### Text segment
Tony Blair came to the view that Gordon Brown would be a disaster as prime minister and that Labour could not win the 2010 general election, he reveals in his long awaited memoirs.
"It was never going to work," Blair writes of Brown's three years in No 10, arguing that the former chancellor had "zero emotional intelligence" and fatally abandoned the New Labour formula.
Blair's memoir contains a passionate defence of the war in Iraq and of New Labour's public service and welfare reform plans, which the former prime minister believes his successor abandoned.
Although he refuses directly to endorse any candidate for the Labour leadership, he also makes a number of comments which are likely to be interpreted as criticism of Ed Miliband, vying with his brother David in a contest which reaches a climax as party members receive their ballot papers on Wednesday.
In the book and in his only pre-publication interview, Blair reveals that:
• Brown personally threatened to bring him down over the loans for honours scandal in 2006, before offering to stay his hand in return for the abandonment of Lord Turner's plans to reform pensions.
• He feels intense "anguish" over the lives lost in the Iraq war and failed to "guess the nightmare that unfolded".
• He believes Labour was wrong to ban fox hunting and pass the freedom of information act which is "not practical" for good government.
Blair nails his policy colours to the mast in his memoir by launching a sustained attack on the belief that the financial crisis means that voters want the return of the state as a major economic player. In remarks that will be seen as an implied attack on Ed Miliband and Ed Balls, Blair says voters will not elect a party which fails to offer a credible attack on the deficit.

### Provided data
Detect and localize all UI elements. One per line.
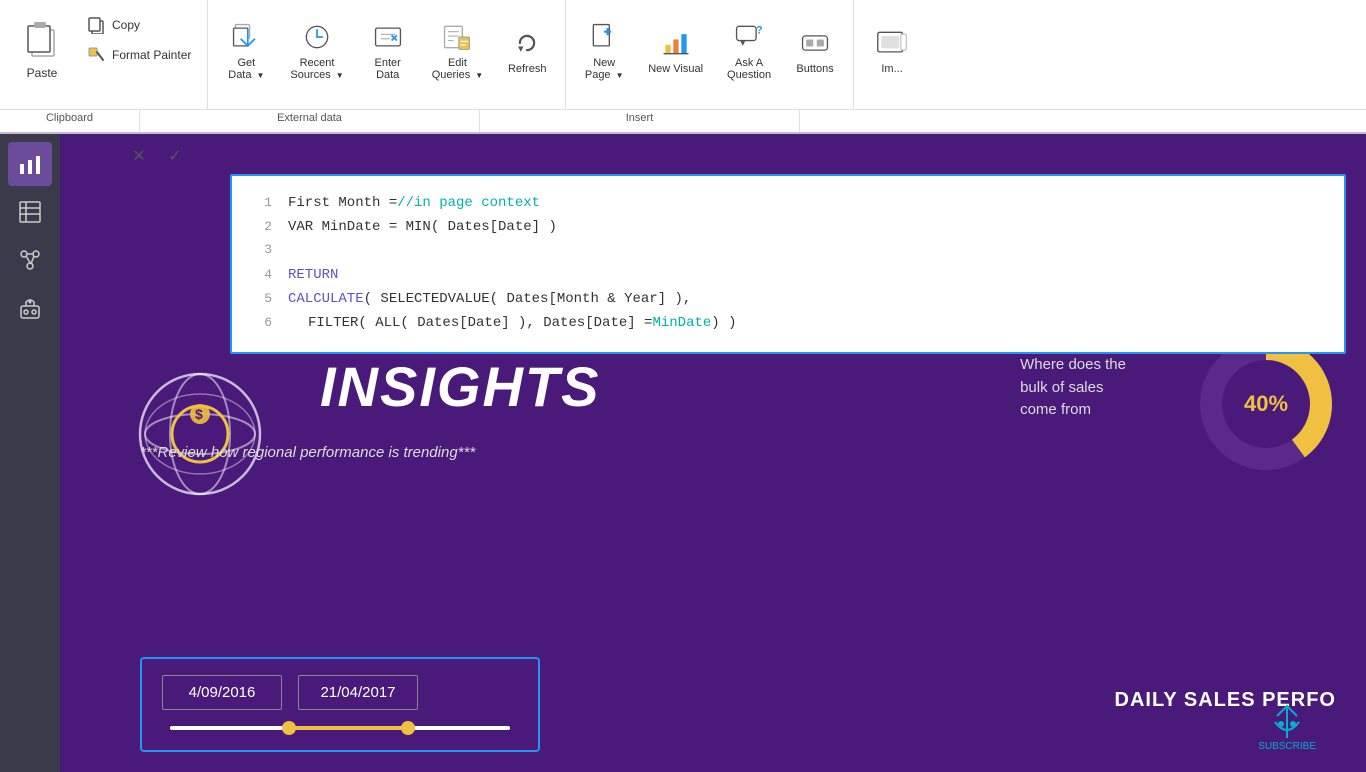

### Task goal
In the article on Tony Blair's memoirs, what did Brown want in exchange for holding back his threat over the loans for honours scandal? The lines are separate material and aren't part of the article.

### Answer to this exercise
He wanted Lord Turner's plans to reform pensions abandoned.